**The problem**
Please transcribe the data from the line with "List every element" up to and including the line with "candle-body <box>1115 682 1126 686</box>", keeping each line exactly as it appears. Leave the pictures out of your answer.

**Given entries**

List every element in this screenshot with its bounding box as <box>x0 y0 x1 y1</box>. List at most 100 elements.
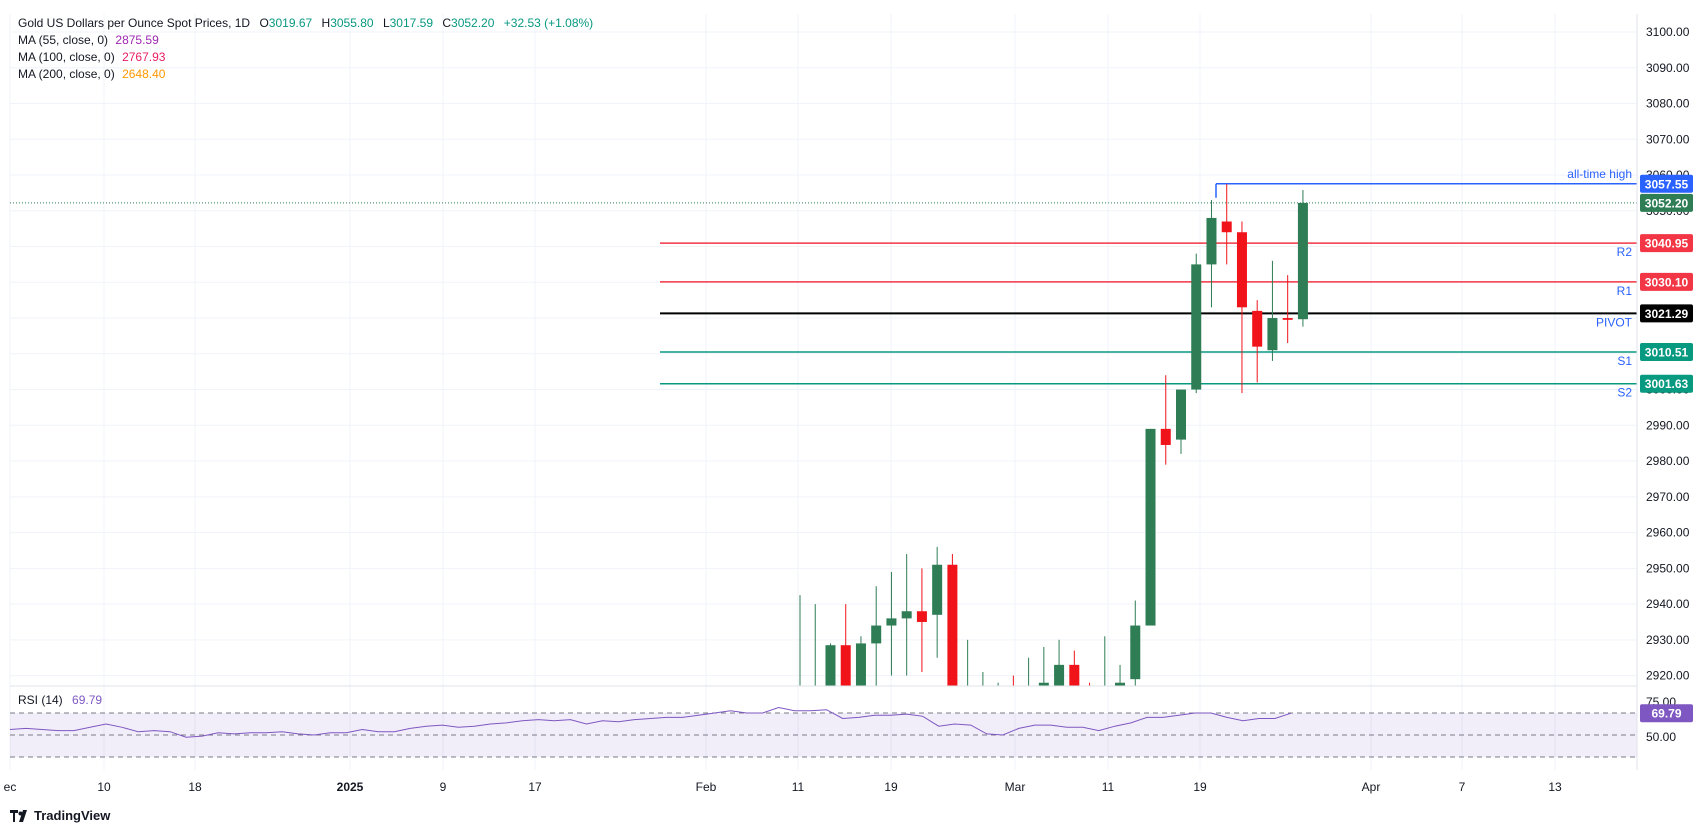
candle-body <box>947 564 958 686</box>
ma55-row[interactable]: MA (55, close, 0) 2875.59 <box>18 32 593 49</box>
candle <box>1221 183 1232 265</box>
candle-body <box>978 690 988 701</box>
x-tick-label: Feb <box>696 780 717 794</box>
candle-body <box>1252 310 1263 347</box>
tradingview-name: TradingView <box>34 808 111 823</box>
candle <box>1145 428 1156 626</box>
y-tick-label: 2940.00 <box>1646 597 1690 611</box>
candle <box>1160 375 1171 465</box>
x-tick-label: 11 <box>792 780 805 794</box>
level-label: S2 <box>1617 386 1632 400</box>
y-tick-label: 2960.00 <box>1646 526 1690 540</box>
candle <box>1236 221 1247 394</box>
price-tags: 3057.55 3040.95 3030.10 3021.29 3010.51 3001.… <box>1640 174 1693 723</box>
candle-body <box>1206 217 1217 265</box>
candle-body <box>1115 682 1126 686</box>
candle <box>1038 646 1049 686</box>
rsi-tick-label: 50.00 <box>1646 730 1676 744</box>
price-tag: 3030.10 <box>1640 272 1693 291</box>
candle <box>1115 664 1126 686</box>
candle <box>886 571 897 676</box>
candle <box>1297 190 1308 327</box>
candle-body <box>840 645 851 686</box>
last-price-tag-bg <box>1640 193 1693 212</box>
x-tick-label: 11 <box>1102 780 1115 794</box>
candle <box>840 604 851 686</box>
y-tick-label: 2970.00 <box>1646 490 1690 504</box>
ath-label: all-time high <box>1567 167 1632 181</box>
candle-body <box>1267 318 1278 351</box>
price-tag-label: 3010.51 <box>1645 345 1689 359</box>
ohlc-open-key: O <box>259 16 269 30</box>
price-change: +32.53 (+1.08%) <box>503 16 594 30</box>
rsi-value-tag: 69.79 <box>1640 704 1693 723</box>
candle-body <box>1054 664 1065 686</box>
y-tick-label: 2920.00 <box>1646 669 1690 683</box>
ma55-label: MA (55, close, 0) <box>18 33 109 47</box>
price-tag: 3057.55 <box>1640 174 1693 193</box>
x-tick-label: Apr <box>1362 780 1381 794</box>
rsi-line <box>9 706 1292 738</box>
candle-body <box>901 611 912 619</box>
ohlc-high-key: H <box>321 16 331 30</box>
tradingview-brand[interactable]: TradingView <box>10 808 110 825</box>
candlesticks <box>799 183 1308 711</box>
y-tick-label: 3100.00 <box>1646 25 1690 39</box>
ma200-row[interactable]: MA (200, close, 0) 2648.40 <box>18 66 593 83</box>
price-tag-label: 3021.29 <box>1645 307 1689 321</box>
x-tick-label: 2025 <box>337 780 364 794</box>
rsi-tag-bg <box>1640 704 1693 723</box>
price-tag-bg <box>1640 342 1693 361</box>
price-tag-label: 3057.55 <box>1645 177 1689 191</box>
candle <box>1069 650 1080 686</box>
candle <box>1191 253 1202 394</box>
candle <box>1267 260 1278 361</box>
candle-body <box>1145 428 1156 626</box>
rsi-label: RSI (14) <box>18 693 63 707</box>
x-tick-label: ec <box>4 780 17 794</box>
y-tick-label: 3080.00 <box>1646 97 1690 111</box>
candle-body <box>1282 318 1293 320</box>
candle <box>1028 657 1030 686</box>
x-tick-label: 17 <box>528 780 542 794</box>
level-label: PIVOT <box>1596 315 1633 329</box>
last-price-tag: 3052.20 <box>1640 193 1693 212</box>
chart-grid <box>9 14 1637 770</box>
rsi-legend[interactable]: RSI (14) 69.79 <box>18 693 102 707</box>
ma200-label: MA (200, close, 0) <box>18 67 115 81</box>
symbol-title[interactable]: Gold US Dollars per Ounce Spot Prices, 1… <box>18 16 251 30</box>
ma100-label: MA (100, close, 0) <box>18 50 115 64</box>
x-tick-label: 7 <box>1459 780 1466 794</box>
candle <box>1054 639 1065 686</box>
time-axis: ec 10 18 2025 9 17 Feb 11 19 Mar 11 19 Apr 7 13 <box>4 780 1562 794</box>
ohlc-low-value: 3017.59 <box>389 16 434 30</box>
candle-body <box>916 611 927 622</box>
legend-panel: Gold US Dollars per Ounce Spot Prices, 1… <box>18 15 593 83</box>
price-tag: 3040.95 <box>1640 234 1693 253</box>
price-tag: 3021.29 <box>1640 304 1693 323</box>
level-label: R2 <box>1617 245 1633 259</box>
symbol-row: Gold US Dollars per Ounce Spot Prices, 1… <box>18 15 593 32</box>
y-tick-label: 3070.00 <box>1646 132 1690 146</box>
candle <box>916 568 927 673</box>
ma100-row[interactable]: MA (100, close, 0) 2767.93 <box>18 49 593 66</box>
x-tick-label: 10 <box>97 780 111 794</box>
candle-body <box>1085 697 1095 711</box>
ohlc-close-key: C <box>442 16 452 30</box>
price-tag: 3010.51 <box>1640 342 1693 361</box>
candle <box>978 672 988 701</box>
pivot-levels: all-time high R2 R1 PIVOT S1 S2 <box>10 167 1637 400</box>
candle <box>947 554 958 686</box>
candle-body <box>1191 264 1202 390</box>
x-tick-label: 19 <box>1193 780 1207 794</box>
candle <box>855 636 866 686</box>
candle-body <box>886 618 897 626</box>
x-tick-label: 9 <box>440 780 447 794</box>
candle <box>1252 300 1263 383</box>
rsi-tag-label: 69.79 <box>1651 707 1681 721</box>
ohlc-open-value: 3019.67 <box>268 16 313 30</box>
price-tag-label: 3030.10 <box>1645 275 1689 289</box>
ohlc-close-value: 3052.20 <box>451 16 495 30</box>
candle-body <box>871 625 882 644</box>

---

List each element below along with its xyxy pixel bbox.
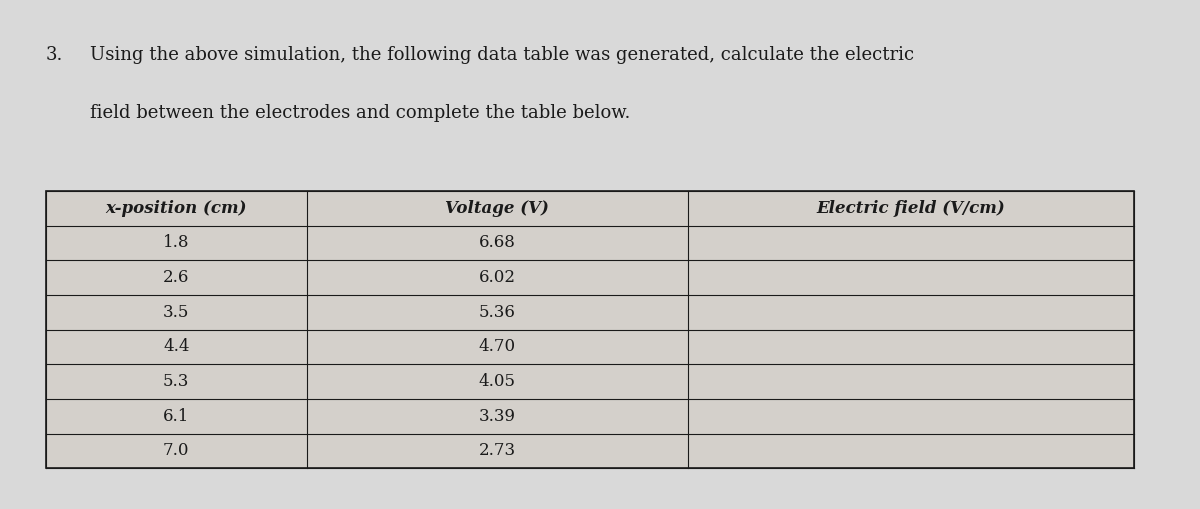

**Solution to this problem**
List every element in this screenshot with its bounding box as <box>x0 y0 x1 y1</box>. List at most 100 elements.
candle-body <box>947 564 958 686</box>
ma55-row[interactable]: MA (55, close, 0) 2875.59 <box>18 32 593 49</box>
candle <box>1221 183 1232 265</box>
candle-body <box>978 690 988 701</box>
x-tick-label: Feb <box>696 780 717 794</box>
candle-body <box>1252 310 1263 347</box>
tradingview-name: TradingView <box>34 808 111 823</box>
candle <box>1145 428 1156 626</box>
y-tick-label: 2940.00 <box>1646 597 1690 611</box>
candle <box>1160 375 1171 465</box>
x-tick-label: 11 <box>792 780 805 794</box>
level-label: S2 <box>1617 386 1632 400</box>
y-tick-label: 2960.00 <box>1646 526 1690 540</box>
candle <box>1236 221 1247 394</box>
price-tags: 3057.55 3040.95 3030.10 3021.29 3010.51 3001.… <box>1640 174 1693 723</box>
candle-body <box>1206 217 1217 265</box>
candle-body <box>1115 682 1126 686</box>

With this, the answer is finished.